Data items
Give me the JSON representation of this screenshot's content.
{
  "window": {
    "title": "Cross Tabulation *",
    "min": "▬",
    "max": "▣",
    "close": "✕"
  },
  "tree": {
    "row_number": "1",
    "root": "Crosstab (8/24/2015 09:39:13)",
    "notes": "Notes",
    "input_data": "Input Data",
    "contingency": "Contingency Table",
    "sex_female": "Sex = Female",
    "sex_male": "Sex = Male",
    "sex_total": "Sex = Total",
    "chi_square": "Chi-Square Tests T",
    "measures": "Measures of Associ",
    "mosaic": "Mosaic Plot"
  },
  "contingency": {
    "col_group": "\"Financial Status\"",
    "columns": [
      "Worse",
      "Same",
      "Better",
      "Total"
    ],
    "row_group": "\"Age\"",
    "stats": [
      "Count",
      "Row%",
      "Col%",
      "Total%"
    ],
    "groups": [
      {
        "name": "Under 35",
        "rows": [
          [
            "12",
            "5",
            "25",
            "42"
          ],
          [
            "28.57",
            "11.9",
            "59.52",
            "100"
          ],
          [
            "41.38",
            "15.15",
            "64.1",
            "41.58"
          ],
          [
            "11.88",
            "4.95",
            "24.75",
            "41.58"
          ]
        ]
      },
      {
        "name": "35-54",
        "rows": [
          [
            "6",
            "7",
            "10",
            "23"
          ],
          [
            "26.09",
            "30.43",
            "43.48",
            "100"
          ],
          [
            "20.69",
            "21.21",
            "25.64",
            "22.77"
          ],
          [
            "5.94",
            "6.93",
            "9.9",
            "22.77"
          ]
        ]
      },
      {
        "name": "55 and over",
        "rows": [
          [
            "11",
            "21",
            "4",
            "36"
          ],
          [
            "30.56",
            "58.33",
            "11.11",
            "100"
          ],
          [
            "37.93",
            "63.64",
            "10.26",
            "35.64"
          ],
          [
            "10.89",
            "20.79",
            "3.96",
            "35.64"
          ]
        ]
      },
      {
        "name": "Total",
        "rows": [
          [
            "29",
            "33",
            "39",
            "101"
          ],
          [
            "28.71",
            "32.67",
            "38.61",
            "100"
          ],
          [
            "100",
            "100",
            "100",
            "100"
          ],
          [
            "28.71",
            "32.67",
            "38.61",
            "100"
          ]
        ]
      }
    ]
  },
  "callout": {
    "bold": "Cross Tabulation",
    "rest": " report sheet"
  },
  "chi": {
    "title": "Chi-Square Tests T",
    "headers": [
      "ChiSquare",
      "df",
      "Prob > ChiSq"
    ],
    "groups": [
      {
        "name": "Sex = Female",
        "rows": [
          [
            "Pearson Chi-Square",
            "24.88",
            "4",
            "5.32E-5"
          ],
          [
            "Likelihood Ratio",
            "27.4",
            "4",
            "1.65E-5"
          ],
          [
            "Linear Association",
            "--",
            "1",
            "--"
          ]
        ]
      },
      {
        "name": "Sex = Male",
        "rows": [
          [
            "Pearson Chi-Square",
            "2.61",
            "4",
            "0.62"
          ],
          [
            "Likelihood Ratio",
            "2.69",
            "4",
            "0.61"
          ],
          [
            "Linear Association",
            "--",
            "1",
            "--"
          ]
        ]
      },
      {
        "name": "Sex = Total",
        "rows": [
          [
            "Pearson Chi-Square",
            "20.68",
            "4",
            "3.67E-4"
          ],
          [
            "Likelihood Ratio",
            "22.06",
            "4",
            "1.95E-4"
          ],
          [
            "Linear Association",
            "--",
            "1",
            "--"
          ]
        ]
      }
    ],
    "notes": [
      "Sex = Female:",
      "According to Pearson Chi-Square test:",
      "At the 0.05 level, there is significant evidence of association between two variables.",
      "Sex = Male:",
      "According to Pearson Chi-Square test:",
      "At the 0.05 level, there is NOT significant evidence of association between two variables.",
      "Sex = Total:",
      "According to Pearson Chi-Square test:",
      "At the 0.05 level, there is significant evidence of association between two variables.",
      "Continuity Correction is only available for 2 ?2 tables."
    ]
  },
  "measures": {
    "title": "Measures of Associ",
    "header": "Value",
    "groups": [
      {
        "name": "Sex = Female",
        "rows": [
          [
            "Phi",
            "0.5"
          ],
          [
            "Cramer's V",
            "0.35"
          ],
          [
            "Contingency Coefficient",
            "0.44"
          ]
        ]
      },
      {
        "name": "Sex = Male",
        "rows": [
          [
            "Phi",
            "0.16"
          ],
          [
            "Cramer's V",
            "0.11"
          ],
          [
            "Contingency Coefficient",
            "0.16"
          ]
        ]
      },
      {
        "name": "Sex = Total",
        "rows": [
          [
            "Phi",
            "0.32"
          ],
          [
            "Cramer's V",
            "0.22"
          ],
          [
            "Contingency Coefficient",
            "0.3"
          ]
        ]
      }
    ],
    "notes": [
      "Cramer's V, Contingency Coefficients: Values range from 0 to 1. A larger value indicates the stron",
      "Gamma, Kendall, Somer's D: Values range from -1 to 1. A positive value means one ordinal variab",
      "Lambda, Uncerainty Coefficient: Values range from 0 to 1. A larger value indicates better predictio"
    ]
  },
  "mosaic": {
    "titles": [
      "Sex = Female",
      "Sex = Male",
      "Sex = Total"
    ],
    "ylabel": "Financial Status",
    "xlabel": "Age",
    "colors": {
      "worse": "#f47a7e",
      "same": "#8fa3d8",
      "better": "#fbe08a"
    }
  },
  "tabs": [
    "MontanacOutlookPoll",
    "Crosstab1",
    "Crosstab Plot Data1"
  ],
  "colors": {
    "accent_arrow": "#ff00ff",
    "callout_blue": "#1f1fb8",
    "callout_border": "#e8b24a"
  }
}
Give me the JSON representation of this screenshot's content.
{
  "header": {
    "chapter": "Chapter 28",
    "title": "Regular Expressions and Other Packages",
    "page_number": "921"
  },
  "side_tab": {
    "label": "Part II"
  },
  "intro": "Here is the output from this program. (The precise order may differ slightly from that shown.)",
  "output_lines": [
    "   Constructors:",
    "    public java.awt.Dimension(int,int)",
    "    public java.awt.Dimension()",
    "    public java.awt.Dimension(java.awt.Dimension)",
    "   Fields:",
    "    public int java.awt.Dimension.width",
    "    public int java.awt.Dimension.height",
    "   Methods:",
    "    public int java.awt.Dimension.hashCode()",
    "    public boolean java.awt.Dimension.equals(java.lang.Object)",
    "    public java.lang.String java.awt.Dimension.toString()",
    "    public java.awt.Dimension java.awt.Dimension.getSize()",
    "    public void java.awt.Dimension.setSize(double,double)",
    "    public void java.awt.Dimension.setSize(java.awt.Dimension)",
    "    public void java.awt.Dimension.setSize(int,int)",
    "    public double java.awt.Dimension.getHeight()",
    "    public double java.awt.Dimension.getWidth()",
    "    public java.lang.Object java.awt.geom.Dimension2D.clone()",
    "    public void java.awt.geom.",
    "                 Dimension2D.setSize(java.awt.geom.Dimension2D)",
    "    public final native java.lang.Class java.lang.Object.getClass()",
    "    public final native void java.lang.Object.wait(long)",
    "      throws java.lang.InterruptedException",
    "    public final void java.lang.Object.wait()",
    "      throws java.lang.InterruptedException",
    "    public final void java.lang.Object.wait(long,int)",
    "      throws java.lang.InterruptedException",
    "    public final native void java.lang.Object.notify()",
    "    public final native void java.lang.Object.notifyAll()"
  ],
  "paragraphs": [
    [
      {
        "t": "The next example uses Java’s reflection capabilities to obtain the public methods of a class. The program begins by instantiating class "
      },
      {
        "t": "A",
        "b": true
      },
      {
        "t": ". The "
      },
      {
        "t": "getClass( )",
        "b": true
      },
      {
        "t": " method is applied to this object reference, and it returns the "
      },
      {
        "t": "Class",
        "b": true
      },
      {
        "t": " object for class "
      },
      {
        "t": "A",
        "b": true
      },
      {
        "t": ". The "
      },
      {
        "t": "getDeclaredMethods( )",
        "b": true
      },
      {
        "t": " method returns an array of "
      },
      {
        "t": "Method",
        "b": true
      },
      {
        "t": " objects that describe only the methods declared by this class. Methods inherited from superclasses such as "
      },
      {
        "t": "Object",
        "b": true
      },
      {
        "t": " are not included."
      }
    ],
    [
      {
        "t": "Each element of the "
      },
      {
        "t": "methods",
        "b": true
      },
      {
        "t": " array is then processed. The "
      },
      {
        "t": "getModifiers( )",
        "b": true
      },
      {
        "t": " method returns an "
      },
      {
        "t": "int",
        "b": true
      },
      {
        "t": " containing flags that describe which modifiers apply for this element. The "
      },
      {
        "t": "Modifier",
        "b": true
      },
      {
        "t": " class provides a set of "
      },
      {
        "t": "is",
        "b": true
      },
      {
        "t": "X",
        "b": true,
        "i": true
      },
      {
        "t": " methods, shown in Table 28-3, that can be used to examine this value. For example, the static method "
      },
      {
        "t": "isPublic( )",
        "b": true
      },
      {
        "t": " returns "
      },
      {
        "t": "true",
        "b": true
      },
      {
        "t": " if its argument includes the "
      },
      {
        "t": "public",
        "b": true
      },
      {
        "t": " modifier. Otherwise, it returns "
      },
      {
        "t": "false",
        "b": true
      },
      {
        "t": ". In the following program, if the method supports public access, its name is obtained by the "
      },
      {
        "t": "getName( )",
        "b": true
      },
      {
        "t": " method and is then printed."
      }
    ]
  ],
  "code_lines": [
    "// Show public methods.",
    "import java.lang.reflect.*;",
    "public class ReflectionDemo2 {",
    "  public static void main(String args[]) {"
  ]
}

- _Instructions to follow_:
Find the word "describe" in the entries above and gather every line that holds it.

- _Solution for this task_:
        "t": " objects that describe only the methods declared by this class. Methods inherited from superclasses such as "
        "t": " containing flags that describe which modifiers apply for this element. The "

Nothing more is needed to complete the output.